**EXERCISE**
Please write out the material below exactly as given.

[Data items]
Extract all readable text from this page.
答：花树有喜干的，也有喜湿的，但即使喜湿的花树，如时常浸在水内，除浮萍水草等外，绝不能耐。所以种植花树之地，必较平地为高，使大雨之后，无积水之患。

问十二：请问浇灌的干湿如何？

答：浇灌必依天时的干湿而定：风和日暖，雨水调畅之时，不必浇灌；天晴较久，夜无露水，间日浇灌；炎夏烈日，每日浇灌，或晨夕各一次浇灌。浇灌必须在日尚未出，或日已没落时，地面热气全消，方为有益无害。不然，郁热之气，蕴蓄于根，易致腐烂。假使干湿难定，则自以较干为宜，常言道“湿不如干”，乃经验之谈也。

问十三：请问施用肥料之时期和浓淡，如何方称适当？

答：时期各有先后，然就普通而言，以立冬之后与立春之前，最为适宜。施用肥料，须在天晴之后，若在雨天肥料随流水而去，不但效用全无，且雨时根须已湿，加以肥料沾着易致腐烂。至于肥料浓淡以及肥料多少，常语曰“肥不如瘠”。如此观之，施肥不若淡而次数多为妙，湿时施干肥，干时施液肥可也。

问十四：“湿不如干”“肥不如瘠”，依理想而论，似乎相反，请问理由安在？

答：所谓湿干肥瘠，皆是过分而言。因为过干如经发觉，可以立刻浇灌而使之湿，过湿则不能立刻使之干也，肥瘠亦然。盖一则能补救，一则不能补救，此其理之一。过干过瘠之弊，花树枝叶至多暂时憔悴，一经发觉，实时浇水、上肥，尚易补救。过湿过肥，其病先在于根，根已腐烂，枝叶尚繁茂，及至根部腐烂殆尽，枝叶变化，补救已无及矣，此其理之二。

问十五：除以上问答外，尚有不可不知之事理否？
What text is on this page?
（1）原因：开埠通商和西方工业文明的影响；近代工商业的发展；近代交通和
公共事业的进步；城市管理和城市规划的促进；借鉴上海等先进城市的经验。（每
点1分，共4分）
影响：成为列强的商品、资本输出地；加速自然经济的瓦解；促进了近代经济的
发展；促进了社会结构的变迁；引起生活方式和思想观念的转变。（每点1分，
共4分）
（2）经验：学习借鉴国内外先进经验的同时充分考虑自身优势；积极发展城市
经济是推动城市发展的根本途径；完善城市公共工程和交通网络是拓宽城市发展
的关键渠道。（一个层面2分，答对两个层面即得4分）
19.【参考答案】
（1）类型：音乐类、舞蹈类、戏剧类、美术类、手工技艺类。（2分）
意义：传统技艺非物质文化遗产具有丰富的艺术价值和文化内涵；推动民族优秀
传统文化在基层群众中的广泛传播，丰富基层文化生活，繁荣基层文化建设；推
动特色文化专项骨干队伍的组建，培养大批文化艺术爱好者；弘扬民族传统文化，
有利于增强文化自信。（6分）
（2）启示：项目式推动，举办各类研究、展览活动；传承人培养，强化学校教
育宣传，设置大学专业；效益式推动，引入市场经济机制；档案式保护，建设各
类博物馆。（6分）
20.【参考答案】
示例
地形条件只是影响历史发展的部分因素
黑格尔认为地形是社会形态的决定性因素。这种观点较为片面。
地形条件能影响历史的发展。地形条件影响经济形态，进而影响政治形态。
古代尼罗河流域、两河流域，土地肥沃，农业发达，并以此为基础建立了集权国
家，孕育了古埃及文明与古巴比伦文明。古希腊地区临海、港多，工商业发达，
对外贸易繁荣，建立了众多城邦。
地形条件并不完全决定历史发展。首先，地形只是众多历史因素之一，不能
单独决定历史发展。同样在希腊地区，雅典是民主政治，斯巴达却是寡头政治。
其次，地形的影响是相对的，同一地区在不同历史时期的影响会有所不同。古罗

**EXERCISE RESPONSE**
Extract all readable text from this page.
答：花树有喜干的，也有喜湿的，但即使喜湿的花树，如时常浸在水内，除浮萍水草等外，绝不能耐。所以种植花树之地，必较平地为高，使大雨之后，无积水之患。

问十二：请问浇灌的干湿如何？

答：浇灌必依天时的干湿而定：风和日暖，雨水调畅之时，不必浇灌；天晴较久，夜无露水，间日浇灌；炎夏烈日，每日浇灌，或晨夕各一次浇灌。浇灌必须在日尚未出，或日已没落时，地面热气全消，方为有益无害。不然，郁热之气，蕴蓄于根，易致腐烂。假使干湿难定，则自以较干为宜，常言道“湿不如干”，乃经验之谈也。

问十三：请问施用肥料之时期和浓淡，如何方称适当？

答：时期各有先后，然就普通而言，以立冬之后与立春之前，最为适宜。施用肥料，须在天晴之后，若在雨天肥料随流水而去，不但效用全无，且雨时根须已湿，加以肥料沾着易致腐烂。至于肥料浓淡以及肥料多少，常语曰“肥不如瘠”。如此观之，施肥不若淡而次数多为妙，湿时施干肥，干时施液肥可也。

问十四：“湿不如干”“肥不如瘠”，依理想而论，似乎相反，请问理由安在？

答：所谓湿干肥瘠，皆是过分而言。因为过干如经发觉，可以立刻浇灌而使之湿，过湿则不能立刻使之干也，肥瘠亦然。盖一则能补救，一则不能补救，此其理之一。过干过瘠之弊，花树枝叶至多暂时憔悴，一经发觉，实时浇水、上肥，尚易补救。过湿过肥，其病先在于根，根已腐烂，枝叶尚繁茂，及至根部腐烂殆尽，枝叶变化，补救已无及矣，此其理之二。

问十五：除以上问答外，尚有不可不知之事理否？
What text is on this page?
（1）原因：开埠通商和西方工业文明的影响；近代工商业的发展；近代交通和
公共事业的进步；城市管理和城市规划的促进；借鉴上海等先进城市的经验。（每
点1分，共4分）
影响：成为列强的商品、资本输出地；加速自然经济的瓦解；促进了近代经济的
发展；促进了社会结构的变迁；引起生活方式和思想观念的转变。（每点1分，
共4分）
（2）经验：学习借鉴国内外先进经验的同时充分考虑自身优势；积极发展城市
经济是推动城市发展的根本途径；完善城市公共工程和交通网络是拓宽城市发展
的关键渠道。（一个层面2分，答对两个层面即得4分）
19.【参考答案】
（1）类型：音乐类、舞蹈类、戏剧类、美术类、手工技艺类。（2分）
意义：传统技艺非物质文化遗产具有丰富的艺术价值和文化内涵；推动民族优秀
传统文化在基层群众中的广泛传播，丰富基层文化生活，繁荣基层文化建设；推
动特色文化专项骨干队伍的组建，培养大批文化艺术爱好者；弘扬民族传统文化，
有利于增强文化自信。（6分）
（2）启示：项目式推动，举办各类研究、展览活动；传承人培养，强化学校教
育宣传，设置大学专业；效益式推动，引入市场经济机制；档案式保护，建设各
类博物馆。（6分）
20.【参考答案】
示例
地形条件只是影响历史发展的部分因素
黑格尔认为地形是社会形态的决定性因素。这种观点较为片面。
地形条件能影响历史的发展。地形条件影响经济形态，进而影响政治形态。
古代尼罗河流域、两河流域，土地肥沃，农业发达，并以此为基础建立了集权国
家，孕育了古埃及文明与古巴比伦文明。古希腊地区临海、港多，工商业发达，
对外贸易繁荣，建立了众多城邦。
地形条件并不完全决定历史发展。首先，地形只是众多历史因素之一，不能
单独决定历史发展。同样在希腊地区，雅典是民主政治，斯巴达却是寡头政治。
其次，地形的影响是相对的，同一地区在不同历史时期的影响会有所不同。古罗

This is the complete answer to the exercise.